### Problem statement
Return all of the data exactly, with nothing left out but the pictures.

[Dataset excerpt]
▬▬▬

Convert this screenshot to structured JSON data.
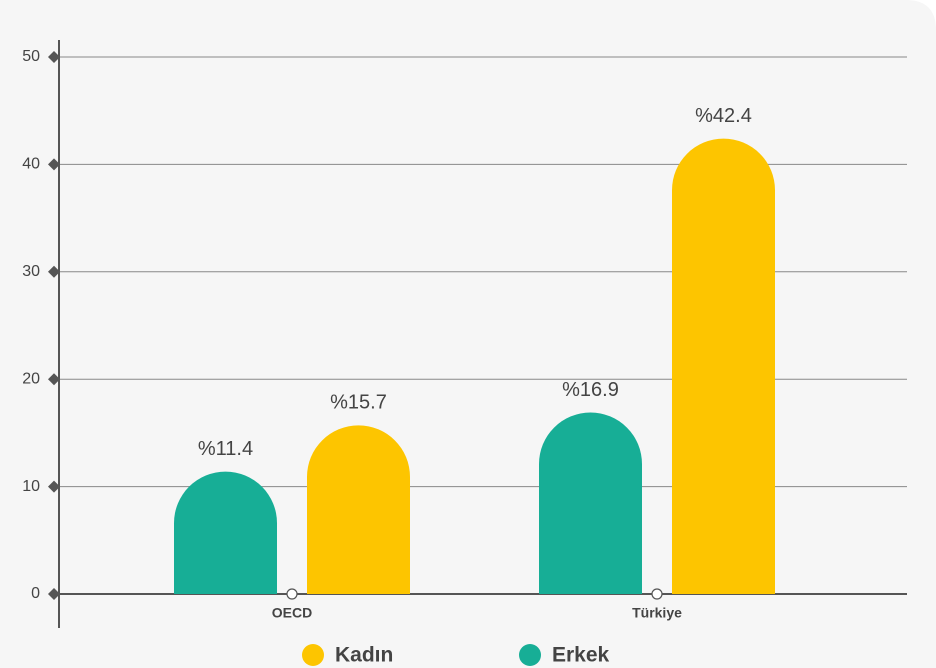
{
  "chart_data": {
    "type": "bar",
    "categories": [
      "OECD",
      "Türkiye"
    ],
    "series": [
      {
        "name": "Erkek",
        "color": "#17ae96",
        "values": [
          11.4,
          16.9
        ],
        "value_labels": [
          "%11.4",
          "%16.9"
        ]
      },
      {
        "name": "Kadın",
        "color": "#fdc500",
        "values": [
          15.7,
          42.4
        ],
        "value_labels": [
          "%15.7",
          "%42.4"
        ]
      }
    ],
    "ylim": [
      0,
      50
    ],
    "yticks": [
      0,
      10,
      20,
      30,
      40,
      50
    ],
    "grid": true,
    "legend": "bottom"
  }
}
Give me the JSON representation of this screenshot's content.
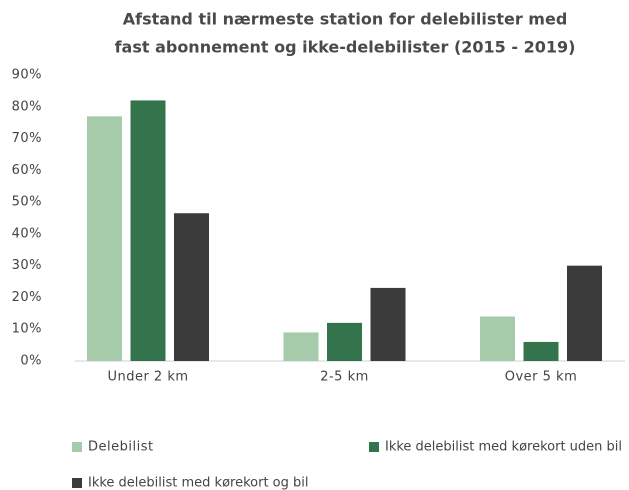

▬▬▬

### Written response
Convert this screenshot to structured JSON data.
{
  "chart_data": {
    "type": "bar",
    "categories": [
      "OECD",
      "Türkiye"
    ],
    "series": [
      {
        "name": "Erkek",
        "color": "#17ae96",
        "values": [
          11.4,
          16.9
        ],
        "value_labels": [
          "%11.4",
          "%16.9"
        ]
      },
      {
        "name": "Kadın",
        "color": "#fdc500",
        "values": [
          15.7,
          42.4
        ],
        "value_labels": [
          "%15.7",
          "%42.4"
        ]
      }
    ],
    "ylim": [
      0,
      50
    ],
    "yticks": [
      0,
      10,
      20,
      30,
      40,
      50
    ],
    "grid": true,
    "legend": "bottom"
  }
}
Give me the JSON representation of this screenshot's content.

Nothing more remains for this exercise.